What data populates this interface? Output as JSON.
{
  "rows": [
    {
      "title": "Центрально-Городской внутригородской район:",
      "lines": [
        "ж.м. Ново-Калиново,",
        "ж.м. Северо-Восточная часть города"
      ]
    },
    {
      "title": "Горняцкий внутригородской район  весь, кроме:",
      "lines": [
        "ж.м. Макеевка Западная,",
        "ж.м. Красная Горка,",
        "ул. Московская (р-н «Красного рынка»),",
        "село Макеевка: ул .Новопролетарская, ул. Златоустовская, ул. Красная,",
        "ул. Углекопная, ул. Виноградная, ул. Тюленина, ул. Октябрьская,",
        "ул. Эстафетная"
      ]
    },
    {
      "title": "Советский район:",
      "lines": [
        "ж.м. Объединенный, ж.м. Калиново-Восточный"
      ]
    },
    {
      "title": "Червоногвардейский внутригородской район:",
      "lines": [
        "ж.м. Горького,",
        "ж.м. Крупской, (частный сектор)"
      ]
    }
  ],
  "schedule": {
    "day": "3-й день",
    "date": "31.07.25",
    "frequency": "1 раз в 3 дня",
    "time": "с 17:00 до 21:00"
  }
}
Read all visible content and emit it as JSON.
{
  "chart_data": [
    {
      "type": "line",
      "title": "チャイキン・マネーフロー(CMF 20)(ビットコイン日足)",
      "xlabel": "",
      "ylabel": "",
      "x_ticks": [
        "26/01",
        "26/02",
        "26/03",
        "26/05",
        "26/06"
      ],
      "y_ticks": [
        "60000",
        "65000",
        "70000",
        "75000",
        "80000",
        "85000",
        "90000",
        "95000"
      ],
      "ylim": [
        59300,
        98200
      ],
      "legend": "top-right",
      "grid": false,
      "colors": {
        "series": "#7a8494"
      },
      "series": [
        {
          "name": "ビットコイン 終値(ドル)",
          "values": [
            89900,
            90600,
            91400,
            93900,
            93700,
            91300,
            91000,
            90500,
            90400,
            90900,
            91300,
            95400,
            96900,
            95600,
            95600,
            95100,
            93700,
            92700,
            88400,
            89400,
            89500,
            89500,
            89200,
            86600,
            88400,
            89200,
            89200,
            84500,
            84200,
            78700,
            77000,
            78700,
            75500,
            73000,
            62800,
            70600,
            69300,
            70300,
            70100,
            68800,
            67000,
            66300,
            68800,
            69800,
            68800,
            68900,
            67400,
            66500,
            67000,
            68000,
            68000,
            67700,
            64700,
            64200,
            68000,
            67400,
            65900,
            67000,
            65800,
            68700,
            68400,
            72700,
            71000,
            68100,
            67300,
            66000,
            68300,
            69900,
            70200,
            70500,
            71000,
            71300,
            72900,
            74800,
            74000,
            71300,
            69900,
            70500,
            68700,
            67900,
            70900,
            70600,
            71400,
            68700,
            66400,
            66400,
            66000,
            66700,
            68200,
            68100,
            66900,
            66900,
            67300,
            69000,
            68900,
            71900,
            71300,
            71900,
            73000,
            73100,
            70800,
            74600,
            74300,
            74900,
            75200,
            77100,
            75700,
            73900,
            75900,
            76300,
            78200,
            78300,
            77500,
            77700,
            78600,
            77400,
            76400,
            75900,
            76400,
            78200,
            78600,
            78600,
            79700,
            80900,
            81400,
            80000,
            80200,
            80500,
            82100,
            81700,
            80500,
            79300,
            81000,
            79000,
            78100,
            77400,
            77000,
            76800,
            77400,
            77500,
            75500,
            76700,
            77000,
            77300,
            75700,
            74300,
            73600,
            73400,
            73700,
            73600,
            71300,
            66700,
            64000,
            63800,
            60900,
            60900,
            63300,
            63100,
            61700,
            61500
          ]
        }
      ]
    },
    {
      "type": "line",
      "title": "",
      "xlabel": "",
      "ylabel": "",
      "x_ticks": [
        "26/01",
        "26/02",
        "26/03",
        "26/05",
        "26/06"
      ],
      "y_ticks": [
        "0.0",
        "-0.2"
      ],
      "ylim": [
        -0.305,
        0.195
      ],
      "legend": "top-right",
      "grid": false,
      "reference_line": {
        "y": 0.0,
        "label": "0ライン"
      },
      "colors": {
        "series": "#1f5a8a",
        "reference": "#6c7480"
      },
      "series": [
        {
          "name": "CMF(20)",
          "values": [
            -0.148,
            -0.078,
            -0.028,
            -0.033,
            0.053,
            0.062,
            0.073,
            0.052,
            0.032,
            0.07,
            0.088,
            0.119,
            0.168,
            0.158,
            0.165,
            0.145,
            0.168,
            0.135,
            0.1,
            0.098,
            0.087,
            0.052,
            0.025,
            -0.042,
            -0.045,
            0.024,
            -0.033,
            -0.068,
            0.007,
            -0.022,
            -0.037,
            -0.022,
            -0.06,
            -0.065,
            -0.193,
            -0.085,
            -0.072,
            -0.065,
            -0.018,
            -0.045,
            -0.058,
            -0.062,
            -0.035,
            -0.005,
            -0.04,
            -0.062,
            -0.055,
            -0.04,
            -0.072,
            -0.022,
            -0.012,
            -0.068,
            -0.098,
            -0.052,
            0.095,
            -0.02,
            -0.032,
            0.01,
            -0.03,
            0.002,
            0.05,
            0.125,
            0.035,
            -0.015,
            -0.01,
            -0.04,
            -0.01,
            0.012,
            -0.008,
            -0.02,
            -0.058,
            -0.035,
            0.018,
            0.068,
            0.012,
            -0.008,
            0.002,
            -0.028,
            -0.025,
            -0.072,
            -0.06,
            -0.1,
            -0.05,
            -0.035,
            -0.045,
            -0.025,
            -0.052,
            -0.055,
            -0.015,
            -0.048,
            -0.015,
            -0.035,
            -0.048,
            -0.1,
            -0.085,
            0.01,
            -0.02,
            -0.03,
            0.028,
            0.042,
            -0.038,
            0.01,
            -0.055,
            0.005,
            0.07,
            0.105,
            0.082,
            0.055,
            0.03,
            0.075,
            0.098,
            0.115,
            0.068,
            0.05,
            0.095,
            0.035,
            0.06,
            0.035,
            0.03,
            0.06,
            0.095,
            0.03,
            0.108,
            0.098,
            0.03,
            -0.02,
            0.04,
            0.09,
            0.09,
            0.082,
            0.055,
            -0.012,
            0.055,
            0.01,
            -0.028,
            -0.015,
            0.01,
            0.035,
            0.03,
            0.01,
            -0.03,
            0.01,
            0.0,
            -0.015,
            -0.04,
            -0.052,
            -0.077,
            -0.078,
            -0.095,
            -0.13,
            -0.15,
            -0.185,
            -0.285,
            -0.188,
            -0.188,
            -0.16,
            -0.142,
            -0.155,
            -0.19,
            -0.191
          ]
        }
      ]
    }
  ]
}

------------------------------------------------

## Exercise aim
State how many lines of the material contain the string "район", with no other words.

## Expected answer
4